▸ **WHAT YOU ARE ASKED TO DO**:
Repeat the listing in full, exactly as it stands.

▸ **TASK INPUT**:
## Begin

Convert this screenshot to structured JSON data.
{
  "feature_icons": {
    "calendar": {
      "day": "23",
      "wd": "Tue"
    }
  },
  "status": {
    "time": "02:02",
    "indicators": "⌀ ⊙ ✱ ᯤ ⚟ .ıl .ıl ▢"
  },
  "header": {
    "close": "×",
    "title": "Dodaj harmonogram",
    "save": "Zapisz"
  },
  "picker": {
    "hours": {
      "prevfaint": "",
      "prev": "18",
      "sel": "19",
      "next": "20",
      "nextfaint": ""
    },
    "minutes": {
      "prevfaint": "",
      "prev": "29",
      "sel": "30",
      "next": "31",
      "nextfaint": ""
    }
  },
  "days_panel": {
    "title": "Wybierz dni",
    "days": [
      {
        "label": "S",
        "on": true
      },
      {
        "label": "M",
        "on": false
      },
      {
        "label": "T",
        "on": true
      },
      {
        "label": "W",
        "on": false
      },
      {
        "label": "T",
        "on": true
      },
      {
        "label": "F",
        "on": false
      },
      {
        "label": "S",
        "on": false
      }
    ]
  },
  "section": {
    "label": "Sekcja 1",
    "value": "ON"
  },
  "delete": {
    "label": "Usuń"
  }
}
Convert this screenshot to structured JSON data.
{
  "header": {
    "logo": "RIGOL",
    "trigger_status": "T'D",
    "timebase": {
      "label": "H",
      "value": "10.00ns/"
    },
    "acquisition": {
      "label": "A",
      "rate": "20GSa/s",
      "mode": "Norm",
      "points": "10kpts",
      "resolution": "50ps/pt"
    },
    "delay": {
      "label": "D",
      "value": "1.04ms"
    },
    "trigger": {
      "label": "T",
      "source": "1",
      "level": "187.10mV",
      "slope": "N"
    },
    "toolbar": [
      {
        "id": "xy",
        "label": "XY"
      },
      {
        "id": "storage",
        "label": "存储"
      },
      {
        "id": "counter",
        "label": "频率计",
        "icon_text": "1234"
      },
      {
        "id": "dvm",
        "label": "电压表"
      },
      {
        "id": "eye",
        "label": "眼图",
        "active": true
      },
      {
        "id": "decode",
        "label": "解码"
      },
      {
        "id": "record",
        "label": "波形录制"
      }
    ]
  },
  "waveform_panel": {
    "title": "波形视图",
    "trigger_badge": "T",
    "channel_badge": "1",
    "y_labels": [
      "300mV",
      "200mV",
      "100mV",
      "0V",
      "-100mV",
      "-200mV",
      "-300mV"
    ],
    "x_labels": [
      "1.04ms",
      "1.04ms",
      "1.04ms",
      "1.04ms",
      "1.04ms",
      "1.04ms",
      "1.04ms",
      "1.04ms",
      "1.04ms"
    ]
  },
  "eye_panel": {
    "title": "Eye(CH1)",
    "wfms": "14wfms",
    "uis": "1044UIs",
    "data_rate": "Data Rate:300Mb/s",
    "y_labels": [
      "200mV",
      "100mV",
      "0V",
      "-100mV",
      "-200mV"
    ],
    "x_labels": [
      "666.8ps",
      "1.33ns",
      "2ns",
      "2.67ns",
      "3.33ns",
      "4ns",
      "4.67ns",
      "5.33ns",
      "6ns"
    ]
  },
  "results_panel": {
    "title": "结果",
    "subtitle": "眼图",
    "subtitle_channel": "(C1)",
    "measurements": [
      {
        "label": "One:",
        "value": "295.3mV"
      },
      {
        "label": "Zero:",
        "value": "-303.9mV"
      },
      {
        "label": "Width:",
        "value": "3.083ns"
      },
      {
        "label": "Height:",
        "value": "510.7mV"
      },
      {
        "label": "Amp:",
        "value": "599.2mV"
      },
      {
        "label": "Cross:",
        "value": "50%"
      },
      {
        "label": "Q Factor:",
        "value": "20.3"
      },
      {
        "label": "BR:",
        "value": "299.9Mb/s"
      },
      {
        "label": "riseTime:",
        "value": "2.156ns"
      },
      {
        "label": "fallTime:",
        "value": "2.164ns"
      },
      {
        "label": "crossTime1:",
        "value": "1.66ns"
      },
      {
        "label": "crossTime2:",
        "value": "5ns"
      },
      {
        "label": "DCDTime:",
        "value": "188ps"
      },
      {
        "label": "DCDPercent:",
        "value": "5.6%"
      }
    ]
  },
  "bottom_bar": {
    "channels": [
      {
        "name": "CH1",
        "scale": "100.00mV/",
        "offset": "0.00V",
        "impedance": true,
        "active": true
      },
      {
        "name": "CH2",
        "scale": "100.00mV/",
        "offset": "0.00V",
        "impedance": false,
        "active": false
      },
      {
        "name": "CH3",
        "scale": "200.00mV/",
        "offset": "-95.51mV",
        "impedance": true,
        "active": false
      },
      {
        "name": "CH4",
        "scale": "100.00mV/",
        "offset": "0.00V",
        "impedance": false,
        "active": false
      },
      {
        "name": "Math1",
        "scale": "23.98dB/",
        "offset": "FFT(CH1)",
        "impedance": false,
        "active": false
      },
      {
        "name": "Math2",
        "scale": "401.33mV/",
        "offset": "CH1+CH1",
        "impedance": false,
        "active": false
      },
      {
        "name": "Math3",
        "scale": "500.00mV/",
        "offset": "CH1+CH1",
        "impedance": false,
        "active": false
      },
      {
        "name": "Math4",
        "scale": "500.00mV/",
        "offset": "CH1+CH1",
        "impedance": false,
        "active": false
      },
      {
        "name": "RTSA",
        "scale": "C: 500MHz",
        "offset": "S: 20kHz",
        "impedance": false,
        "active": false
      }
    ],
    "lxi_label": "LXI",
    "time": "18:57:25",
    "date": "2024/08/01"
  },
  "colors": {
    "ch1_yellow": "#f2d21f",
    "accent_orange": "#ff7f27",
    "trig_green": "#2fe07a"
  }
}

## End

▸ **RESULT BELOW**:
Convert this screenshot to structured JSON data.
{
  "feature_icons": {
    "calendar": {
      "day": "23",
      "wd": "Tue"
    }
  },
  "status": {
    "time": "02:02",
    "indicators": "⌀ ⊙ ✱ ᯤ ⚟ .ıl .ıl ▢"
  },
  "header": {
    "close": "×",
    "title": "Dodaj harmonogram",
    "save": "Zapisz"
  },
  "picker": {
    "hours": {
      "prevfaint": "",
      "prev": "18",
      "sel": "19",
      "next": "20",
      "nextfaint": ""
    },
    "minutes": {
      "prevfaint": "",
      "prev": "29",
      "sel": "30",
      "next": "31",
      "nextfaint": ""
    }
  },
  "days_panel": {
    "title": "Wybierz dni",
    "days": [
      {
        "label": "S",
        "on": true
      },
      {
        "label": "M",
        "on": false
      },
      {
        "label": "T",
        "on": true
      },
      {
        "label": "W",
        "on": false
      },
      {
        "label": "T",
        "on": true
      },
      {
        "label": "F",
        "on": false
      },
      {
        "label": "S",
        "on": false
      }
    ]
  },
  "section": {
    "label": "Sekcja 1",
    "value": "ON"
  },
  "delete": {
    "label": "Usuń"
  }
}
Convert this screenshot to structured JSON data.
{
  "header": {
    "logo": "RIGOL",
    "trigger_status": "T'D",
    "timebase": {
      "label": "H",
      "value": "10.00ns/"
    },
    "acquisition": {
      "label": "A",
      "rate": "20GSa/s",
      "mode": "Norm",
      "points": "10kpts",
      "resolution": "50ps/pt"
    },
    "delay": {
      "label": "D",
      "value": "1.04ms"
    },
    "trigger": {
      "label": "T",
      "source": "1",
      "level": "187.10mV",
      "slope": "N"
    },
    "toolbar": [
      {
        "id": "xy",
        "label": "XY"
      },
      {
        "id": "storage",
        "label": "存储"
      },
      {
        "id": "counter",
        "label": "频率计",
        "icon_text": "1234"
      },
      {
        "id": "dvm",
        "label": "电压表"
      },
      {
        "id": "eye",
        "label": "眼图",
        "active": true
      },
      {
        "id": "decode",
        "label": "解码"
      },
      {
        "id": "record",
        "label": "波形录制"
      }
    ]
  },
  "waveform_panel": {
    "title": "波形视图",
    "trigger_badge": "T",
    "channel_badge": "1",
    "y_labels": [
      "300mV",
      "200mV",
      "100mV",
      "0V",
      "-100mV",
      "-200mV",
      "-300mV"
    ],
    "x_labels": [
      "1.04ms",
      "1.04ms",
      "1.04ms",
      "1.04ms",
      "1.04ms",
      "1.04ms",
      "1.04ms",
      "1.04ms",
      "1.04ms"
    ]
  },
  "eye_panel": {
    "title": "Eye(CH1)",
    "wfms": "14wfms",
    "uis": "1044UIs",
    "data_rate": "Data Rate:300Mb/s",
    "y_labels": [
      "200mV",
      "100mV",
      "0V",
      "-100mV",
      "-200mV"
    ],
    "x_labels": [
      "666.8ps",
      "1.33ns",
      "2ns",
      "2.67ns",
      "3.33ns",
      "4ns",
      "4.67ns",
      "5.33ns",
      "6ns"
    ]
  },
  "results_panel": {
    "title": "结果",
    "subtitle": "眼图",
    "subtitle_channel": "(C1)",
    "measurements": [
      {
        "label": "One:",
        "value": "295.3mV"
      },
      {
        "label": "Zero:",
        "value": "-303.9mV"
      },
      {
        "label": "Width:",
        "value": "3.083ns"
      },
      {
        "label": "Height:",
        "value": "510.7mV"
      },
      {
        "label": "Amp:",
        "value": "599.2mV"
      },
      {
        "label": "Cross:",
        "value": "50%"
      },
      {
        "label": "Q Factor:",
        "value": "20.3"
      },
      {
        "label": "BR:",
        "value": "299.9Mb/s"
      },
      {
        "label": "riseTime:",
        "value": "2.156ns"
      },
      {
        "label": "fallTime:",
        "value": "2.164ns"
      },
      {
        "label": "crossTime1:",
        "value": "1.66ns"
      },
      {
        "label": "crossTime2:",
        "value": "5ns"
      },
      {
        "label": "DCDTime:",
        "value": "188ps"
      },
      {
        "label": "DCDPercent:",
        "value": "5.6%"
      }
    ]
  },
  "bottom_bar": {
    "channels": [
      {
        "name": "CH1",
        "scale": "100.00mV/",
        "offset": "0.00V",
        "impedance": true,
        "active": true
      },
      {
        "name": "CH2",
        "scale": "100.00mV/",
        "offset": "0.00V",
        "impedance": false,
        "active": false
      },
      {
        "name": "CH3",
        "scale": "200.00mV/",
        "offset": "-95.51mV",
        "impedance": true,
        "active": false
      },
      {
        "name": "CH4",
        "scale": "100.00mV/",
        "offset": "0.00V",
        "impedance": false,
        "active": false
      },
      {
        "name": "Math1",
        "scale": "23.98dB/",
        "offset": "FFT(CH1)",
        "impedance": false,
        "active": false
      },
      {
        "name": "Math2",
        "scale": "401.33mV/",
        "offset": "CH1+CH1",
        "impedance": false,
        "active": false
      },
      {
        "name": "Math3",
        "scale": "500.00mV/",
        "offset": "CH1+CH1",
        "impedance": false,
        "active": false
      },
      {
        "name": "Math4",
        "scale": "500.00mV/",
        "offset": "CH1+CH1",
        "impedance": false,
        "active": false
      },
      {
        "name": "RTSA",
        "scale": "C: 500MHz",
        "offset": "S: 20kHz",
        "impedance": false,
        "active": false
      }
    ],
    "lxi_label": "LXI",
    "time": "18:57:25",
    "date": "2024/08/01"
  },
  "colors": {
    "ch1_yellow": "#f2d21f",
    "accent_orange": "#ff7f27",
    "trig_green": "#2fe07a"
  }
}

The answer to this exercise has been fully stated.